▶ Texte:
★ ★ ★ ★

Parce que ce n’est pas un objet, ce n’est pas un objet parmi les objets, ce n’est pas une chose parmi les choses, c’est un non-objet, une non-chose. Moi, c’est Dieu, (je veux bien le vocable), au moins la grandeur qui est présente dans cette chose, mais “si Dieu est un objet et si cette Chose est dieu”, cet objet est immédiatement désavoué comme une imposture, c’est un non-objet, c’est un sujet pur, c’est moi.

Concrètement on peut comprendre pourquoi cette chose-là ne peut pas peser. Imaginons que cela pèse (je parle d’expérience, on ne peut pas vivre une chose pareille sans la penser), elle-même n’a aucun poids, mais “la pensée de la chose”, a un poids énorme, “l’écho de cette chose” dans une intelligence humaine, a un poids énorme, c’est le poids de Dieu (ce n’est pas négligeable) le poids de l’Être, le poids de Dieu, ce n’est pas rien ! Pourquoi cette chose ne peut pas nous contraindre ?

Si quelque chose nous contraint, c’est un autre forcément, (c’est un objet, c’est “là”, pas ici), cette Chose-là, en tant que me contraignant, m’astreignant à quelque chose, m’astreignant éventuellement à la retrouver si je suis dans l’illusion de l’avoir perdue, ce qui est une illusion assez insensée ! Si je regarde mon lointain passé et si je me reporte à l’instant où cette chose a jailli :

Est-ce que, après cinquante ans, je suis encore à la hauteur ? quelquefois j’ai des complexes, tout de même, c’était plus aigu avant, c’était en tout cas très différent, alors j’ai des complexes (“l’évocation de cette chose”, va avoir un effet contraignant sur moi). L’illusion où est-elle ? Si ça me contraint, si peu que ce soit, c’est que j’ai oublié que c’était moi, cet oubli est fatal, c’est la mort de la Chose. C’est moi (et ce n’est pas moi en général) c’est moi MAINTENANT, à l’intérieur, nous n’existons que maintenant-tout-de-suite, c’est ça le secret.

Pendant plusieurs années, c’est l’aspect purement positif, édificateur de cette chose sur lequel je me suis focalisé (comme autrefois quelqu’un, qui avait la foi se focalisait sur Dieu, c’est du même genre - tout l’individu, dans toutes ses dimensions, se mobilise autour de cette chose-là - on peut imaginer que cette mobilisation n’est pas étrangère à la nature-même de cette chose (la foi en Dieu, crée Dieu) ce sont des relations très subtiles. Cette chose est dès le départ un acte de foi, la mobilisation entière de l’être humain, par cette valeur infinie, crée cette valeur infinie (tout ceci a été très bien décrit par les chrétiens, mais pas dans ces termes).

★ ★ ★ ★

▶ Ensemble d'enregistrements:
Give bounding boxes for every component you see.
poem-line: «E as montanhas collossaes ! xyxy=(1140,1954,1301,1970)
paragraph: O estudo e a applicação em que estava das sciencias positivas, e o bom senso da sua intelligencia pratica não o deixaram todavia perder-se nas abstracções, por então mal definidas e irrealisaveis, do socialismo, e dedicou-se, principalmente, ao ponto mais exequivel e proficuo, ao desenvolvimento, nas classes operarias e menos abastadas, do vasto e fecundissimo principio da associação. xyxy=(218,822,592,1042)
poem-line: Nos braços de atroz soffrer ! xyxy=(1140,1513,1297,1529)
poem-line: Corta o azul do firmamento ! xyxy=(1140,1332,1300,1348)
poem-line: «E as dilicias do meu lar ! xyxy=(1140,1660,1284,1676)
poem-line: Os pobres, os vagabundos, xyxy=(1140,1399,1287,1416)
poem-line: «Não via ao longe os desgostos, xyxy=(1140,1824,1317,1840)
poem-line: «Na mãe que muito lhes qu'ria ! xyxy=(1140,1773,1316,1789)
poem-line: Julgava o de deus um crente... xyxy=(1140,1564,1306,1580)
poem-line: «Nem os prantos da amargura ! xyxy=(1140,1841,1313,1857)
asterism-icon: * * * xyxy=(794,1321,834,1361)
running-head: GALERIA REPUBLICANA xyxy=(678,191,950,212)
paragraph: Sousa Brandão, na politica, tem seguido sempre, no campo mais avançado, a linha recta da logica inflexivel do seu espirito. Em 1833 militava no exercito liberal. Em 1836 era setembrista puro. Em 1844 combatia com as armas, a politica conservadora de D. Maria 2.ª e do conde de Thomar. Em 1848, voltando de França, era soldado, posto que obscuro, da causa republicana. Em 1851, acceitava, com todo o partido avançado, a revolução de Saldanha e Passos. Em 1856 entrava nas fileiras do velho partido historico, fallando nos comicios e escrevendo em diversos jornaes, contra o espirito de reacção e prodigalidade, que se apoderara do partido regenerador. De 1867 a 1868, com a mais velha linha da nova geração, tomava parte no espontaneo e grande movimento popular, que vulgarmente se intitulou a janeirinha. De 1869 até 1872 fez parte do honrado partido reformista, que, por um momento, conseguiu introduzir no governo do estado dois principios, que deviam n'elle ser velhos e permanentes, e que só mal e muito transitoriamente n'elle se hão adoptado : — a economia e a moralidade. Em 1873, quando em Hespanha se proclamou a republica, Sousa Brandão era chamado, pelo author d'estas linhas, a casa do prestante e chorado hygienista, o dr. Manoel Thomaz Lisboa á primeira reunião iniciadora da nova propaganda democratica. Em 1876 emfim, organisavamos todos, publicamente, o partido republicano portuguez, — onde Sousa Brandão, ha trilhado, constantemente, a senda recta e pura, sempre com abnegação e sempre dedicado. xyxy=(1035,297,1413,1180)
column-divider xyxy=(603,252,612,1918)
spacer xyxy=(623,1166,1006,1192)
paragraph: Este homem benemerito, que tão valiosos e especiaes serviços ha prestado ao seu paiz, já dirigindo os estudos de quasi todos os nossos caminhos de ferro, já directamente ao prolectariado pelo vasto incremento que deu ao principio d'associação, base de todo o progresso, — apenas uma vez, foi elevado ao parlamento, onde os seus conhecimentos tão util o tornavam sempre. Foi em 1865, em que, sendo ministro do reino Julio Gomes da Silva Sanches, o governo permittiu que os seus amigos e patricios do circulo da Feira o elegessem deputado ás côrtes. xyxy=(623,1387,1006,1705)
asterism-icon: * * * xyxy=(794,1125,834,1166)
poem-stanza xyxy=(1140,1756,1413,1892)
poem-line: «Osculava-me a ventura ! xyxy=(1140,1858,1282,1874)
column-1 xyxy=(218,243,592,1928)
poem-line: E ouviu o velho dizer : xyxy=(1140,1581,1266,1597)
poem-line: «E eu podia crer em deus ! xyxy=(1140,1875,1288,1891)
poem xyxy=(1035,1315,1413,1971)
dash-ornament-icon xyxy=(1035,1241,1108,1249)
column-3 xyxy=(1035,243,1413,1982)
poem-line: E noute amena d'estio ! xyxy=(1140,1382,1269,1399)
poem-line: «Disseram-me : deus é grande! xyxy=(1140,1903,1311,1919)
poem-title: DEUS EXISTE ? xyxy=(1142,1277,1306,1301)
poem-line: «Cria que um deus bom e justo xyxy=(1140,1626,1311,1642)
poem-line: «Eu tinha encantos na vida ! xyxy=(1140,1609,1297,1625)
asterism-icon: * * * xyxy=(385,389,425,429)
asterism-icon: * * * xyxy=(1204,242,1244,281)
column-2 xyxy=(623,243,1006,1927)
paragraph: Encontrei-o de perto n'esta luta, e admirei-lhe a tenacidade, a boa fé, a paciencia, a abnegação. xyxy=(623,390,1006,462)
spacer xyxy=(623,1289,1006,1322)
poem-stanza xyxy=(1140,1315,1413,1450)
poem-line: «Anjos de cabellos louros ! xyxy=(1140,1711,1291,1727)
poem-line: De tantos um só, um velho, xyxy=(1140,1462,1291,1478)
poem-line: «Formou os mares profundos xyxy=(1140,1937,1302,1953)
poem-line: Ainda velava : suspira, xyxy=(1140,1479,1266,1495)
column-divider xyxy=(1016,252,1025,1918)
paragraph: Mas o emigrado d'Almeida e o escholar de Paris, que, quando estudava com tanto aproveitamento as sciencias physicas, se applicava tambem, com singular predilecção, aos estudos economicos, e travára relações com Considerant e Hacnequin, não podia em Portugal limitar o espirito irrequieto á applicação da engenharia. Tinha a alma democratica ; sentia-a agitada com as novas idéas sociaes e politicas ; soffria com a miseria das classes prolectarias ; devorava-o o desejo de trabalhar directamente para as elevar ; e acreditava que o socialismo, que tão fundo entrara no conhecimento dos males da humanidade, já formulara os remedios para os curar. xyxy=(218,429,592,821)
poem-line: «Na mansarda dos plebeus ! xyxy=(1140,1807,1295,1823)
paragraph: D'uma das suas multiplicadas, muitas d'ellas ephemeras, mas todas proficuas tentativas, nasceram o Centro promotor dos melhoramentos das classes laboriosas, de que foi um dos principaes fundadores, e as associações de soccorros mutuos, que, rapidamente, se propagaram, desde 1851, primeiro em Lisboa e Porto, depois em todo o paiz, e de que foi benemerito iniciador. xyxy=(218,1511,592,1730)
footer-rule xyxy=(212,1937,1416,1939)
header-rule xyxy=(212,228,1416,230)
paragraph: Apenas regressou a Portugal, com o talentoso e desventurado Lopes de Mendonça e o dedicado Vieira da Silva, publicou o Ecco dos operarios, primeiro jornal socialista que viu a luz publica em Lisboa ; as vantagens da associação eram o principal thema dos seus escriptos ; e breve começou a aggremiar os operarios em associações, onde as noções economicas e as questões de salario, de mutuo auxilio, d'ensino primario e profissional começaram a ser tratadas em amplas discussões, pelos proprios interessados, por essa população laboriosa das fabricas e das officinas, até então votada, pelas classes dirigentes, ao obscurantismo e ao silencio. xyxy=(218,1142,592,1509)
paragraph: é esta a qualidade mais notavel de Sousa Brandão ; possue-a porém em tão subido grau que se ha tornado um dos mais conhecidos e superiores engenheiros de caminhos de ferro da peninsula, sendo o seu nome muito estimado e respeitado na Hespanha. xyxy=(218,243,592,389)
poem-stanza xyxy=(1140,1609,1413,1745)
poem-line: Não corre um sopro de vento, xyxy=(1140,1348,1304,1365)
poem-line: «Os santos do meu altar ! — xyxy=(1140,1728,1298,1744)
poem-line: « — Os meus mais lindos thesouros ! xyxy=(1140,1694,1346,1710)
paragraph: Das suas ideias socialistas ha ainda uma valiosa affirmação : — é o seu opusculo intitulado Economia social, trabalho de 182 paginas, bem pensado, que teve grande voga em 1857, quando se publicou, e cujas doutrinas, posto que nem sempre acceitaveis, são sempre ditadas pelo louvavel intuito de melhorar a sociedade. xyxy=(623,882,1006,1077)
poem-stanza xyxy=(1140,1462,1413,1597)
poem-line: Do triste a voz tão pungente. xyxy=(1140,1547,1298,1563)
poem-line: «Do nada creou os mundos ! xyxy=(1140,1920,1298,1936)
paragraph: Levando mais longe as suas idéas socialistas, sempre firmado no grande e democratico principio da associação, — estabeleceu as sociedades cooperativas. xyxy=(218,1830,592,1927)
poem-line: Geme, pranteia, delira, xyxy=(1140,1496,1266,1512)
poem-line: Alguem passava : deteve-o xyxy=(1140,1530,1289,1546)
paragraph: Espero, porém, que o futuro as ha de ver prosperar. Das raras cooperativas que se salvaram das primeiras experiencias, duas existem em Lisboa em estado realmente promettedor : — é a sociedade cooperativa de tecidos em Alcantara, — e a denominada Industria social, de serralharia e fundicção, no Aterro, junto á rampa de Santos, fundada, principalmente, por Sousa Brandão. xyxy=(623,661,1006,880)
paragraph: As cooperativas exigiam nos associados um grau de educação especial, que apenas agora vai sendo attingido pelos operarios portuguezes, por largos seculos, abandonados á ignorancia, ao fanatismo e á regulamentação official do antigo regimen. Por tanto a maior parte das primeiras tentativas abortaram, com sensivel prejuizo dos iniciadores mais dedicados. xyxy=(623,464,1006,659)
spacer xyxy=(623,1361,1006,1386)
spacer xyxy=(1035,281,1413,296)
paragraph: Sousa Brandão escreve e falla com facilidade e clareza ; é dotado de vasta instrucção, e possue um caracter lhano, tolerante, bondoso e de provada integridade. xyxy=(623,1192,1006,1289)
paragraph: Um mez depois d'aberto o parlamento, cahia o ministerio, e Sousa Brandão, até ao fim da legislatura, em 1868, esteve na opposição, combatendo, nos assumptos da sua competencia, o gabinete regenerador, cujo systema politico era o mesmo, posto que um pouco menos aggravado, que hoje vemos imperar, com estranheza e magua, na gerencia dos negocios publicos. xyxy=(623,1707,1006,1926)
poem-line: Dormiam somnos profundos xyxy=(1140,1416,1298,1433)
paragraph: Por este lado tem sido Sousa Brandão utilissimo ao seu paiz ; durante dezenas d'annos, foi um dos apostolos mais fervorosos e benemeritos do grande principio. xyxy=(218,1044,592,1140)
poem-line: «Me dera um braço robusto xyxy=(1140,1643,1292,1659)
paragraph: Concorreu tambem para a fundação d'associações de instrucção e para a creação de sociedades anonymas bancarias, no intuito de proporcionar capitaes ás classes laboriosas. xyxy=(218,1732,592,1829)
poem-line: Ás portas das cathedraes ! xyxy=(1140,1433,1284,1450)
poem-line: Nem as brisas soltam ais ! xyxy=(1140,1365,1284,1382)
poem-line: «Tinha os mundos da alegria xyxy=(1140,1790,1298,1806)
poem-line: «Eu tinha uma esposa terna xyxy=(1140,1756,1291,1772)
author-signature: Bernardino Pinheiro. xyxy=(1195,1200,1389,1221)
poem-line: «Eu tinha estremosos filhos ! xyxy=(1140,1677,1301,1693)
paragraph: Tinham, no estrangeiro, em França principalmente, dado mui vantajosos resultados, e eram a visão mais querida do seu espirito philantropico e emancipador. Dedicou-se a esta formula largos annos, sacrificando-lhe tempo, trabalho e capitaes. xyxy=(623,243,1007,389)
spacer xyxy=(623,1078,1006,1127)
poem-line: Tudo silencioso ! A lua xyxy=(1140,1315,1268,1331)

★ ★ ★ ★

▶ Consignes:
1. Recopiez le passage du texte sur la Chose compris entre « Parce que ce » et « pur, c’est moi. », ces deux bornes incluses.
2. Indiquez si chacun des énoncés suivants concorde avec le texte sur la Chose. Répondez par oui ou par non, et citez à l'identique les mots du texte qui tranchent. (a) La Chose y est présentée comme un objet parmi les objets. (b) La pensée de la chose a un poids énorme. (c) Nous n'existons que maintenant.
3. Prolongez le texte sur la Chose au-delà de sa dernière phrase.

▶ Réponses aux exercices:
1.
Parce que ce n’est pas un objet, ce n’est pas un objet parmi les objets, ce n’est pas une chose parmi les choses, c’est un non-objet, une non-chose. Moi, c’est Dieu, (je veux bien le vocable), au moins la grandeur qui est présente dans cette chose, mais “si Dieu est un objet et si cette Chose est dieu”, cet objet est immédiatement désavoué comme une imposture, c’est un non-objet, c’est un sujet pur, c’est moi.

2.
(a) Non : « ce n’est pas un objet parmi les objets ».
(b) Oui : « “la pensée de la chose”, a un poids énorme ».
(c) Oui : « nous n’existons que maintenant-tout-de-suite ».

3.
Au début c’était l’aspect purement positif : Je suis, conscience, conscience infinie, infiniment consciente d’elle-même, je suis, moi (je ne suis jamais tombé dans l’erreur de commettre cet oubli effroyable que je suis ce moi ultime), ce moi ultime, c’est moi, ce n’est pas un autre, c’est moi personnellement. Moi impersonnel, (le qualificatif “universel” serait plus acceptable), “impersonnel”, c’est une aberration, ça ne veut rien dire, si on retire au mot “moi”, sa signification personnelle (et qu’est-ce qui est plus personnel que moi) on l’a tué, on a tué le sens. Moi impersonnel, c’est un contresens. Cette chose, c’est moi, tant que ça prétend être un objet, (un non-moi, un autre), c’est un néant.

Pendant quelques années c’est l’aspect purement positif de cette chose-là qui a induit cette mobilisation absolue de l’être humain, qui se traduisait par un cri muet : “c’est la seule chose qui soit, c’est la seule chose qui vaille”, c’est la toute existence, l’existence absolue de cette chose sur laquelle je me suis focalisé humainement qui a dominé. Après ça, c’est l’inexistence absolue.

Ce que j’appelle Éveil, en tant qu’objet, en tant que “là”, en tant que principe étranger à l’omni-présence de moi, de moi et de ma vie (moi et ma vie terrestre c’est une même chose) c’est une hallucination pure.

Chaque fois que me référant à ce passé glorieux (c’est impressionnant le jaillissement de cette chose-là) je suis un peu sur la défensive, je serais au bord d’avoir des remords : “je ne suis pas aussi aigu, aussi pugnace”, “ça a pris une autre forme”, je suis dans l’hallucination, parce que cette chose, c’est moi. Si ça me contraint, je commerce forcément avec un imposteur. C’est très très important de comprendre ça. Si on change le langage, si on emploie le mot JE, (il faut insister sur JE, très bien) mais JE, c’est moi. Cette chose-là, c’est la culmination de l’existence (c’est l’existence absolue) l’existence absolue fonctionne exactement comme si elle n’existait pas et laisse l’homme qu’elle a investi, absolument libre.

S’il n’était pas libre, ce ne serait pas moi, ce serait un autre, ce serait un objet (l’Éveil-objet, c’est une hallucination, l’Éveil qu’on peut désigner, c’est une hallucination, donc en vérité je ne parle pas de l’Éveil), je désigne quelque chose, par la force des choses je désigne quelque chose, impossible de parler sans désigner, sans mettre “là-bas”, je désigne donc un imposteur.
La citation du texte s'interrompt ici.